Problem statement: Report how many lines contain "background". The answer is a single number.
++++ Material to process
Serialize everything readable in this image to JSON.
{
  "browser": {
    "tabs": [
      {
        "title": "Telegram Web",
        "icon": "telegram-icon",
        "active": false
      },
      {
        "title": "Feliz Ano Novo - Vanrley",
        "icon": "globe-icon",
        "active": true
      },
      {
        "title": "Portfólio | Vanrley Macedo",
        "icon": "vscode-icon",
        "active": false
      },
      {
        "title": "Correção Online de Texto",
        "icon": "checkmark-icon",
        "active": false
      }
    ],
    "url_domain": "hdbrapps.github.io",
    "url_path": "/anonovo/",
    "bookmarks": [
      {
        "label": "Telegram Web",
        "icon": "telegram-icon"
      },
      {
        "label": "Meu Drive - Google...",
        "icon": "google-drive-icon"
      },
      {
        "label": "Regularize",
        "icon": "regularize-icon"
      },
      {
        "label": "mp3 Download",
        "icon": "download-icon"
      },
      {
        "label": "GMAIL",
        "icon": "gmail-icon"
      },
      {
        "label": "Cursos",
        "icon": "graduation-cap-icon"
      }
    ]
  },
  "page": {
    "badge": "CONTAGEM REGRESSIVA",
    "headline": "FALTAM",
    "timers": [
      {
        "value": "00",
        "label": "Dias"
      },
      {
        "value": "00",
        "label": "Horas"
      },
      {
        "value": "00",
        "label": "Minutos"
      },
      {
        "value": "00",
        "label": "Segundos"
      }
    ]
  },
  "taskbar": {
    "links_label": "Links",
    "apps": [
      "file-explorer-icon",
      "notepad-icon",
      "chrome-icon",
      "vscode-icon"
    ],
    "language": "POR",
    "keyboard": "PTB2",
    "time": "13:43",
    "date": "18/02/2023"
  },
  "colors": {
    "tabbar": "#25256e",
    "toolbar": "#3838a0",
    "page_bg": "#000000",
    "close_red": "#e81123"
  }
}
++++++++
++++ Material to process
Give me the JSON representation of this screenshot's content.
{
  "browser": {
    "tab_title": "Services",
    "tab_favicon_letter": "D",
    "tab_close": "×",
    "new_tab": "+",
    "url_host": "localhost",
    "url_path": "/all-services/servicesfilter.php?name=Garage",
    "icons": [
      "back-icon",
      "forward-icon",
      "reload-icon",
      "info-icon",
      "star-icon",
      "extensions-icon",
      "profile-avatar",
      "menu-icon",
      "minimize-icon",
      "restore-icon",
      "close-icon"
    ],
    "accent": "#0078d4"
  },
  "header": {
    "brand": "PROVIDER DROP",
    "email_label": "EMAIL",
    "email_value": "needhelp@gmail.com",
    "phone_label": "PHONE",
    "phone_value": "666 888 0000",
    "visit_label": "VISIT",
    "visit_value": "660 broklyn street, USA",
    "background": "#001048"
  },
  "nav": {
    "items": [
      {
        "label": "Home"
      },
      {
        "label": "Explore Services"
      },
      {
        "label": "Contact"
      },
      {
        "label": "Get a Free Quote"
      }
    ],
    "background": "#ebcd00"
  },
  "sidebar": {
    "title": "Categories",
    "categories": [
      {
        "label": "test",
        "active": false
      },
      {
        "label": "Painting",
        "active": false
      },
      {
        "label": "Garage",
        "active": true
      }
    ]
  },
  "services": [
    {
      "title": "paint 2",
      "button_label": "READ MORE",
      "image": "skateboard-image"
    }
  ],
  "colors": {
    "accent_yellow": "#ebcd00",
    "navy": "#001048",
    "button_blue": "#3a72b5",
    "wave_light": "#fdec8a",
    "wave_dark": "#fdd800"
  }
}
++++++++
Answer in full: 2